-- Exercise inputs start --
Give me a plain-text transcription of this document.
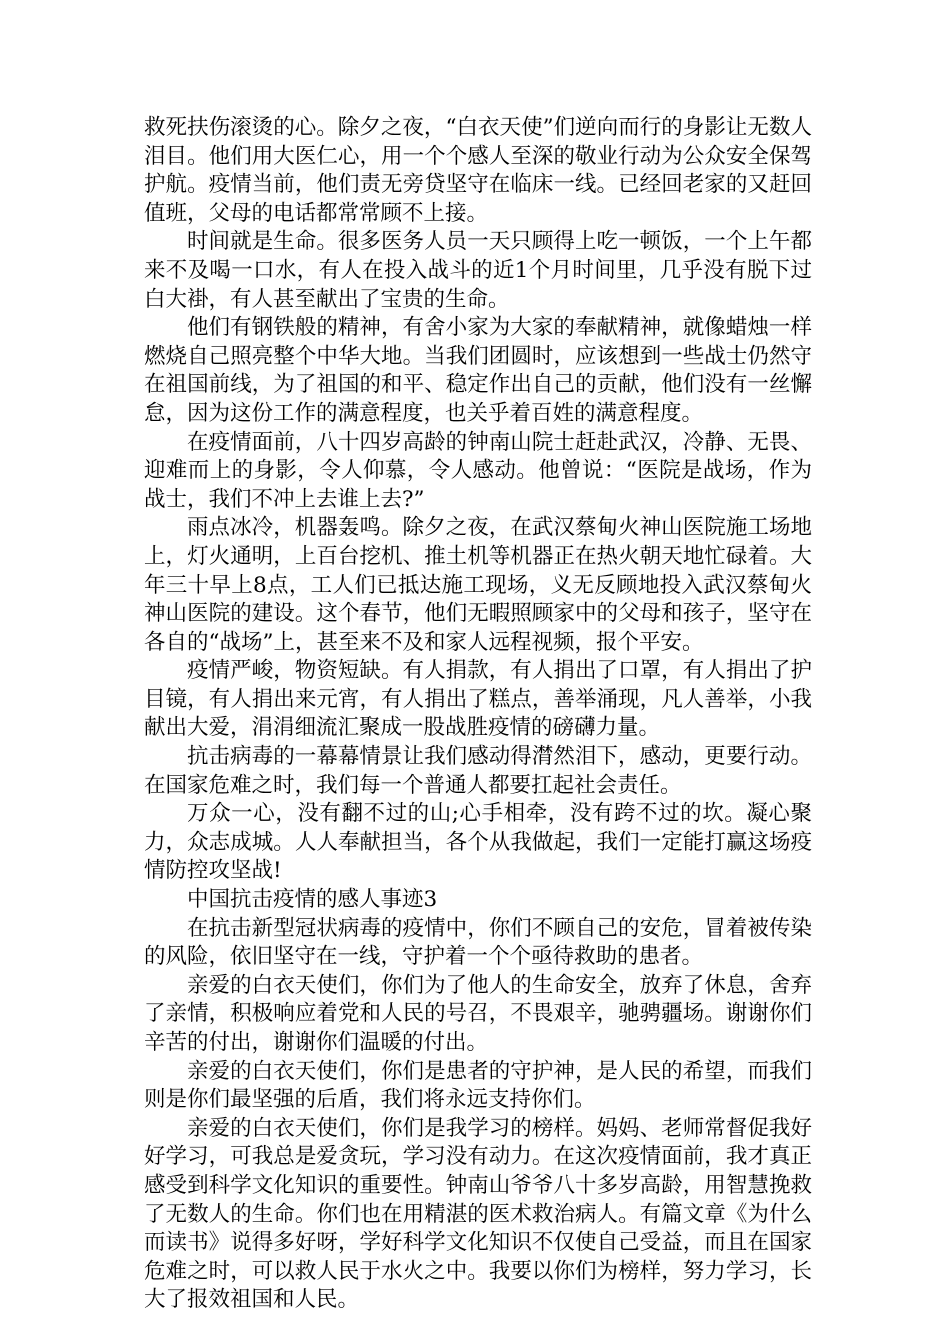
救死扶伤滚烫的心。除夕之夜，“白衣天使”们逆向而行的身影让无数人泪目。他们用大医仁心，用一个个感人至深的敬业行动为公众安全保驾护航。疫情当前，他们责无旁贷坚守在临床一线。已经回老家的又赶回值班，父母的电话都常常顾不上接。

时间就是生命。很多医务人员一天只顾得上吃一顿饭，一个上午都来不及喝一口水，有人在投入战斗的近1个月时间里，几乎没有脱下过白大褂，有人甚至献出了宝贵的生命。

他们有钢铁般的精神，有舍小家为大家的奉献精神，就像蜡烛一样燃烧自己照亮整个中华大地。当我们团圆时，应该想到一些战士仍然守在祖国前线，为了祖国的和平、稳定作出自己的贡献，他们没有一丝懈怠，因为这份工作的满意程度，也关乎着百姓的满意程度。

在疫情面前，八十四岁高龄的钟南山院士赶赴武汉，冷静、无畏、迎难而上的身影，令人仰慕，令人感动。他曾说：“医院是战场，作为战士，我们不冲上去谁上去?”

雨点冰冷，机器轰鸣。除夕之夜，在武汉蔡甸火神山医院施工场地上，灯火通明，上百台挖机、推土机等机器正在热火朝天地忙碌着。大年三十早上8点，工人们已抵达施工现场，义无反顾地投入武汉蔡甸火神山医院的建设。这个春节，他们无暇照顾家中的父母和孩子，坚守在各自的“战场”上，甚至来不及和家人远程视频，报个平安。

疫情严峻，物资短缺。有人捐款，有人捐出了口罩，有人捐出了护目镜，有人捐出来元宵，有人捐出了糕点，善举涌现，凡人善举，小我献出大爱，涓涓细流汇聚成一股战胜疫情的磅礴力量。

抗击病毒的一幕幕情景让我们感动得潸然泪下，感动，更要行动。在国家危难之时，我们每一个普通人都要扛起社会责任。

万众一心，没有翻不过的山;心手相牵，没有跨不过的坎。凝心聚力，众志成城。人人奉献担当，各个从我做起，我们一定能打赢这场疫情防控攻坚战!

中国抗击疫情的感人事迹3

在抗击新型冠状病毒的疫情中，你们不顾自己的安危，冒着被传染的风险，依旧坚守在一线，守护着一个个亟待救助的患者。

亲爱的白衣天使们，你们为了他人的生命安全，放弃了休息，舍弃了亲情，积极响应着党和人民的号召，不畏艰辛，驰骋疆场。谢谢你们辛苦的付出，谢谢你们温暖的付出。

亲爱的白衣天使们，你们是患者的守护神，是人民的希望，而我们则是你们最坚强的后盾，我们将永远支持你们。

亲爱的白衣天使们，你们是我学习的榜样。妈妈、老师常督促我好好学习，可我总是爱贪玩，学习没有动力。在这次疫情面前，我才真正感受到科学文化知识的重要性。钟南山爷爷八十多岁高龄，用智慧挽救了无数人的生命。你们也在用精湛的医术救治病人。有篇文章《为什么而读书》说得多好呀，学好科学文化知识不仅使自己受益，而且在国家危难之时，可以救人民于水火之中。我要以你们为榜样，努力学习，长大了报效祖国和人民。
-- Exercise inputs end --
-- Exercise inputs start --
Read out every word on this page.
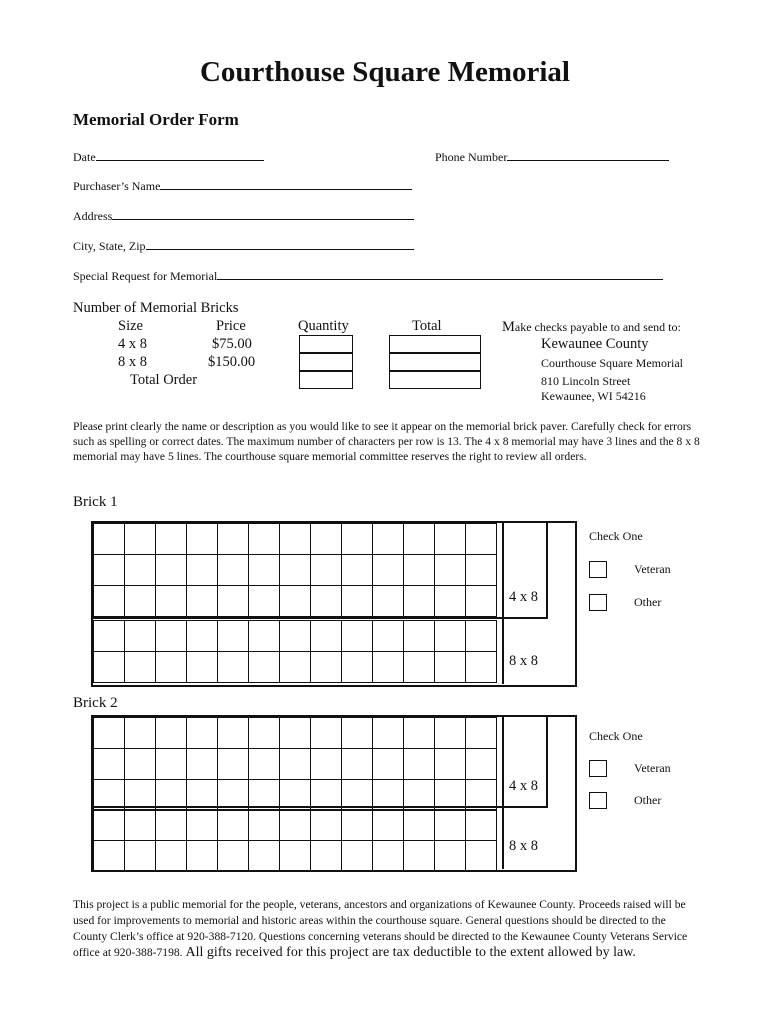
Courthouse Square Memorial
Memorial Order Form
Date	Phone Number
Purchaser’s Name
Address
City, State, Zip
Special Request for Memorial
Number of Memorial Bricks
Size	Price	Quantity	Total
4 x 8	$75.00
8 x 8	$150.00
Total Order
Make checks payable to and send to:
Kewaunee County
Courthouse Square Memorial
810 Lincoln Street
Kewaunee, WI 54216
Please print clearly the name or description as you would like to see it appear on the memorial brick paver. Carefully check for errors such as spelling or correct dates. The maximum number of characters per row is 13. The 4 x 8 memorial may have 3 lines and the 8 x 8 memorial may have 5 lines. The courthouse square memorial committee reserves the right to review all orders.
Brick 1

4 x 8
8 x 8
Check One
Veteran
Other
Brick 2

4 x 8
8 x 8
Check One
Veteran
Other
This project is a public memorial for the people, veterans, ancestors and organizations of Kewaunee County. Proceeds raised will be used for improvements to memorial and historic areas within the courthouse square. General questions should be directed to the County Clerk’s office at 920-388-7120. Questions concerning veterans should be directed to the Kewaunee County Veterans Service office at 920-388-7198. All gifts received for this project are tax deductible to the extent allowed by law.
-- Exercise inputs end --
-- Exercise inputs start --
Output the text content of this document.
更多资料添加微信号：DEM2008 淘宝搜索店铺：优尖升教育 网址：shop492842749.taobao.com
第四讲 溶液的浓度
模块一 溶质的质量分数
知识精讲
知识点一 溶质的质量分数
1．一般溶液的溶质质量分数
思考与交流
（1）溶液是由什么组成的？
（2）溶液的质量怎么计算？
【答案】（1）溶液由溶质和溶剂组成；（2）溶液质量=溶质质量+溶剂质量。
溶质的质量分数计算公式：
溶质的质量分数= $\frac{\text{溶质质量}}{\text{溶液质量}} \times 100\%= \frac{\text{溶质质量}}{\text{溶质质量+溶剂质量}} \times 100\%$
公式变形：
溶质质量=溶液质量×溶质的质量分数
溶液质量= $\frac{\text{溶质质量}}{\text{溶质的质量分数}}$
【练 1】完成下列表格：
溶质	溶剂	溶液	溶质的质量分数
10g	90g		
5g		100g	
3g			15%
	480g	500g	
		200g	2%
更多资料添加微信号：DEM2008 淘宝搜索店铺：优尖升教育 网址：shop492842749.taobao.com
-- Exercise inputs end --
> **Exercise task**:
Where a line contains the string "溶剂质量", extract that line.

> **Task answer**:
【答案】（1）溶液由溶质和溶剂组成；（2）溶液质量=溶质质量+溶剂质量。
溶质的质量分数= $\frac{\text{溶质质量}}{\text{溶液质量}} \times 100\%= \frac{\text{溶质质量}}{\text{溶质质量+溶剂质量}} \times 100\%$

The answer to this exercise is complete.